Working data:
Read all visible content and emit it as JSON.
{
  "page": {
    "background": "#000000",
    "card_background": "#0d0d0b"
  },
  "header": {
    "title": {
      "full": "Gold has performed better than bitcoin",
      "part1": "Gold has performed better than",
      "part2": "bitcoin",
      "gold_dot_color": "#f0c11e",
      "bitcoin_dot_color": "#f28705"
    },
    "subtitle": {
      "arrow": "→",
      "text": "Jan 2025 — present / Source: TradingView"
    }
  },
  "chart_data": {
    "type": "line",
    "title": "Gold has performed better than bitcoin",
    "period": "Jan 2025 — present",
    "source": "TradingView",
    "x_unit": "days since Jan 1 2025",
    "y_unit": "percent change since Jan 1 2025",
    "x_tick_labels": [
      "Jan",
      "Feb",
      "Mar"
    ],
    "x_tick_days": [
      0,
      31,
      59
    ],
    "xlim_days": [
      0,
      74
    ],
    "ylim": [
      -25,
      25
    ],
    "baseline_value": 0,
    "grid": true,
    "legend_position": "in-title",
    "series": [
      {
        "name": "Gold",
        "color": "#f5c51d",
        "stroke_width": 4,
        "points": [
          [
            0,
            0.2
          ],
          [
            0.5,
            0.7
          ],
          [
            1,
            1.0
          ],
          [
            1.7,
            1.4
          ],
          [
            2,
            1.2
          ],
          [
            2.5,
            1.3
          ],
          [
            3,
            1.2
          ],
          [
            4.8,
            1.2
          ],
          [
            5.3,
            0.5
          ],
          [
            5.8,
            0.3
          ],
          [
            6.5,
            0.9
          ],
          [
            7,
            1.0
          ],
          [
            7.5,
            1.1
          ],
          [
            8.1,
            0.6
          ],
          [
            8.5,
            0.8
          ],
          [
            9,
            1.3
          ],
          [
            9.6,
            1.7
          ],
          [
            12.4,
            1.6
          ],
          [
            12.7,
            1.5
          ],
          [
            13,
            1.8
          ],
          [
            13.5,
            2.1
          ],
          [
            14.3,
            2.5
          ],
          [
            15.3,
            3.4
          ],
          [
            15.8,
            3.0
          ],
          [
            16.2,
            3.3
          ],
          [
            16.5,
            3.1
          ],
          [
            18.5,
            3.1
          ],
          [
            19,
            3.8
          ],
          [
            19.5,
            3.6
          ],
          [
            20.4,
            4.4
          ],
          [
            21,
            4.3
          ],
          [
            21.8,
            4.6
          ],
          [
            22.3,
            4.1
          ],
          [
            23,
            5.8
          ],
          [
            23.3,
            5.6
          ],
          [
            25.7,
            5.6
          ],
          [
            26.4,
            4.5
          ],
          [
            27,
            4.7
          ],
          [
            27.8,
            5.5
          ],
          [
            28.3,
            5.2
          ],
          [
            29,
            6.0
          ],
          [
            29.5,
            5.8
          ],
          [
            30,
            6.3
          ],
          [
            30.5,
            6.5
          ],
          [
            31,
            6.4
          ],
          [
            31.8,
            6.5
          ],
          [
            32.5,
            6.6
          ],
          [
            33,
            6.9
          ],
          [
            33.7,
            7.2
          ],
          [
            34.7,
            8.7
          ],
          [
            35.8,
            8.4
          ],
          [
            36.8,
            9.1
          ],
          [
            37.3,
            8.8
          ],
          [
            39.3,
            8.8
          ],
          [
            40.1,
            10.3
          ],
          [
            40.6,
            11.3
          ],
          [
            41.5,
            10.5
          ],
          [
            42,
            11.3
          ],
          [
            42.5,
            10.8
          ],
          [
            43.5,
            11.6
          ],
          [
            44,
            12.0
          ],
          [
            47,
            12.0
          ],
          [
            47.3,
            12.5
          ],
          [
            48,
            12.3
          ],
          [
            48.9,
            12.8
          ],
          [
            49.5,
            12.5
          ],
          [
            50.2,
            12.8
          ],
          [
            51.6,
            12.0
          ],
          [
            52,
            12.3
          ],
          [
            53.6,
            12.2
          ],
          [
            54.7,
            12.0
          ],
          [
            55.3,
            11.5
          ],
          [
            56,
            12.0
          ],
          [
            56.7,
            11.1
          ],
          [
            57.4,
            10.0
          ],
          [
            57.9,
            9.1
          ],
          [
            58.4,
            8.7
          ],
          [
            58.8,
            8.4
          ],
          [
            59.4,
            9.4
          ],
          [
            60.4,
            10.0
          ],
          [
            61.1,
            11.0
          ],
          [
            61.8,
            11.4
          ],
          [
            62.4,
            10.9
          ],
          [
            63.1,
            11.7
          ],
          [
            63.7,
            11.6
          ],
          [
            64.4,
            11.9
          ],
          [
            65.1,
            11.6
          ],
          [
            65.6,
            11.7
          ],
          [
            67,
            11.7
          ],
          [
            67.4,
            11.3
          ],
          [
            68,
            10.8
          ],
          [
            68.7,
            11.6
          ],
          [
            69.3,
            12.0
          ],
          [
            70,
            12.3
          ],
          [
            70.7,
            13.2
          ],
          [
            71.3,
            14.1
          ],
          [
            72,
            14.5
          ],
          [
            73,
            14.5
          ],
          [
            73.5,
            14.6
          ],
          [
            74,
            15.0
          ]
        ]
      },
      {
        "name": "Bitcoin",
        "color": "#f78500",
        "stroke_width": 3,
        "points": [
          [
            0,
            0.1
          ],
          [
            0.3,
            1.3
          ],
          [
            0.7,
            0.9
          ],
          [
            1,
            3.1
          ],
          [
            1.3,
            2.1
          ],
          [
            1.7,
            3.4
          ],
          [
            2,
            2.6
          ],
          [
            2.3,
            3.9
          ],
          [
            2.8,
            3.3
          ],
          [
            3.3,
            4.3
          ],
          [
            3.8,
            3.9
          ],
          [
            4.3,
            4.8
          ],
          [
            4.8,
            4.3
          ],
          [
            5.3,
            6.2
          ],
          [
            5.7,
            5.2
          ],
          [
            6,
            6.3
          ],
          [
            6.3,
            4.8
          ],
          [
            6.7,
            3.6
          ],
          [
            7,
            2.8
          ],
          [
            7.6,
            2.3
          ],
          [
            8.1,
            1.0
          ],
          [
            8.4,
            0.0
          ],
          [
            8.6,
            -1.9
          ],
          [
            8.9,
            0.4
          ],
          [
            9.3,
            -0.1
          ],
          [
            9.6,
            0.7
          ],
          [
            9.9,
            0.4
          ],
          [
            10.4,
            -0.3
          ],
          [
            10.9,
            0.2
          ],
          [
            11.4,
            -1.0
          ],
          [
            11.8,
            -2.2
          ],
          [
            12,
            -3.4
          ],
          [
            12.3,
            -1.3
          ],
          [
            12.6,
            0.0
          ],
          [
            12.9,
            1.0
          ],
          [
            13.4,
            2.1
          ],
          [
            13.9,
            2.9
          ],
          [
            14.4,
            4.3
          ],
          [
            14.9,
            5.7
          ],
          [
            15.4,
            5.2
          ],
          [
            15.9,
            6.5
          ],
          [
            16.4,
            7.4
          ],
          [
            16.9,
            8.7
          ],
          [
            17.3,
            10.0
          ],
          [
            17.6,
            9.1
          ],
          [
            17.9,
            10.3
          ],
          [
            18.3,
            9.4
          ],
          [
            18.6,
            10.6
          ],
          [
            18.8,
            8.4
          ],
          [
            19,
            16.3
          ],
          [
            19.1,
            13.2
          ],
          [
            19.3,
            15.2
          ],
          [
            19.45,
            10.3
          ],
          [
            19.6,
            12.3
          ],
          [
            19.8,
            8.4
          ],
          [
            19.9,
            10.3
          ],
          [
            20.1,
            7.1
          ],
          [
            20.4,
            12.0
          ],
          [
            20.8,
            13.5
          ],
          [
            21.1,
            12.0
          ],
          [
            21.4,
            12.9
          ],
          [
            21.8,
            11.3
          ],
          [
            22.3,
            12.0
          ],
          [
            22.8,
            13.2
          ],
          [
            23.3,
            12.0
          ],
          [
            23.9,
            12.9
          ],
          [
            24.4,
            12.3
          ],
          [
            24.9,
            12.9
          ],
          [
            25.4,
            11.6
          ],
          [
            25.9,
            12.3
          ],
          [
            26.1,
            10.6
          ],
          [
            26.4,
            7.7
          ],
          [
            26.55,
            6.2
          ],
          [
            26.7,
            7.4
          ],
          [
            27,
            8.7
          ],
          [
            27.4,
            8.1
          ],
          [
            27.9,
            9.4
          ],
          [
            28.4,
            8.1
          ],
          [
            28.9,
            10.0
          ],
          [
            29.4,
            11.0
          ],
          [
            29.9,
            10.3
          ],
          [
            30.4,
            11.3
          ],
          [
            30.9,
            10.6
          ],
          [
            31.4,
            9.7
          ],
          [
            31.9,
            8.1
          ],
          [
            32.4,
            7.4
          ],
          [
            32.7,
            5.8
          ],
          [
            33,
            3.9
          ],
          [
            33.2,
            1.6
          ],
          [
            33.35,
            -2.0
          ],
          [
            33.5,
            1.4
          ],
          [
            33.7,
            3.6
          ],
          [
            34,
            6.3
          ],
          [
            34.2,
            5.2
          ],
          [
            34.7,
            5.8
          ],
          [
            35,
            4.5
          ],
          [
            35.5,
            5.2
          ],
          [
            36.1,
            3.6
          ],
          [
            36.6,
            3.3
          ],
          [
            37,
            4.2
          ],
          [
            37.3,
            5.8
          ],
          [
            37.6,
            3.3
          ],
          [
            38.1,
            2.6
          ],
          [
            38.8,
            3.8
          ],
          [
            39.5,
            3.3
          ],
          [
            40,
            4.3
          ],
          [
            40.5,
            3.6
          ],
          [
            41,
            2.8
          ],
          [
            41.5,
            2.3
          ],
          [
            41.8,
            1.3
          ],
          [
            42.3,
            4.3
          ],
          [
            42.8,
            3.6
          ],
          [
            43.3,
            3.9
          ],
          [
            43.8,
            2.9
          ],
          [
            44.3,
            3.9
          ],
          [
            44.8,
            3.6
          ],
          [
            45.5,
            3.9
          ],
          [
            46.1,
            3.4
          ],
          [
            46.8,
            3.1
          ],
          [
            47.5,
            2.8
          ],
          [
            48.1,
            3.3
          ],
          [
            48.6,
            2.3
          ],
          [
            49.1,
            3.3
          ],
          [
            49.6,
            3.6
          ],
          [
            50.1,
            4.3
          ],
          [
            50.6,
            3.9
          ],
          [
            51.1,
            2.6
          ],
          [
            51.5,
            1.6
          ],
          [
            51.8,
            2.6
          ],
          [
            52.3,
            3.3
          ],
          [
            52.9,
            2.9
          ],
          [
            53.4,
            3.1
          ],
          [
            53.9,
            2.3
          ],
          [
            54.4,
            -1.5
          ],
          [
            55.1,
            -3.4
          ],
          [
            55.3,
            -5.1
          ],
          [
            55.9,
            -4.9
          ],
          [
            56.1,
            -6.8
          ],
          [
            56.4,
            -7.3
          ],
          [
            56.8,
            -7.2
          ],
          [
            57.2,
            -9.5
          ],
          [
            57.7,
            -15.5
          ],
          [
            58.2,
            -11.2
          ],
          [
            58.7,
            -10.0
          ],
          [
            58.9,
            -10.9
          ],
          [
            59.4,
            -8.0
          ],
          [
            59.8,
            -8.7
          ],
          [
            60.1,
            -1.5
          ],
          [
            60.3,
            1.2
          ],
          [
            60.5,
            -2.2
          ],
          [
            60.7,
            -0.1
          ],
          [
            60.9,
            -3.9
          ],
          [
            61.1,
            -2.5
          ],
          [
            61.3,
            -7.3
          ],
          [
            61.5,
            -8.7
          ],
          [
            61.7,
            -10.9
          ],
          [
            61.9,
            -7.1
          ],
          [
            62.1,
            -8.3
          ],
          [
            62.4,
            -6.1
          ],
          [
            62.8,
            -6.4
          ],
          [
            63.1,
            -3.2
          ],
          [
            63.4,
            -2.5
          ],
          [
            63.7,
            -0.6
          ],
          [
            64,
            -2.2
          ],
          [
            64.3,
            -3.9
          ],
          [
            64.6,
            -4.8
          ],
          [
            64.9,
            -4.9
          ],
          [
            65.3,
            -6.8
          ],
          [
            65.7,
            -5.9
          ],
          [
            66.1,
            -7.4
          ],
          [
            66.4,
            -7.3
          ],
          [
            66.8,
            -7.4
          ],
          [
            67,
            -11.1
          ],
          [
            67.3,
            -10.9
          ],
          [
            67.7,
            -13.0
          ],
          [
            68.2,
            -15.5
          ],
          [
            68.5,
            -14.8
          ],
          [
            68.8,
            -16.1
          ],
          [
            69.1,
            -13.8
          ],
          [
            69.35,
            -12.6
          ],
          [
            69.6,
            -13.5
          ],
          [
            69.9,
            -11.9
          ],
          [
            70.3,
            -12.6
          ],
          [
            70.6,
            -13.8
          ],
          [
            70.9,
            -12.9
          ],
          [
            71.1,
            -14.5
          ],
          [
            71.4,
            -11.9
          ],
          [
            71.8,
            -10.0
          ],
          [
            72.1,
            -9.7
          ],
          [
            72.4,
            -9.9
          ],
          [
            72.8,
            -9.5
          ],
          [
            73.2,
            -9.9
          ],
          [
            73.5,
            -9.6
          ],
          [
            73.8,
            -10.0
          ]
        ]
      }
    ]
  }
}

Task brief:
Show the lines of the data that hold the word "better".

Output below:
      "full": "Gold has performed better than bitcoin",
      "part1": "Gold has performed better than",
    "title": "Gold has performed better than bitcoin",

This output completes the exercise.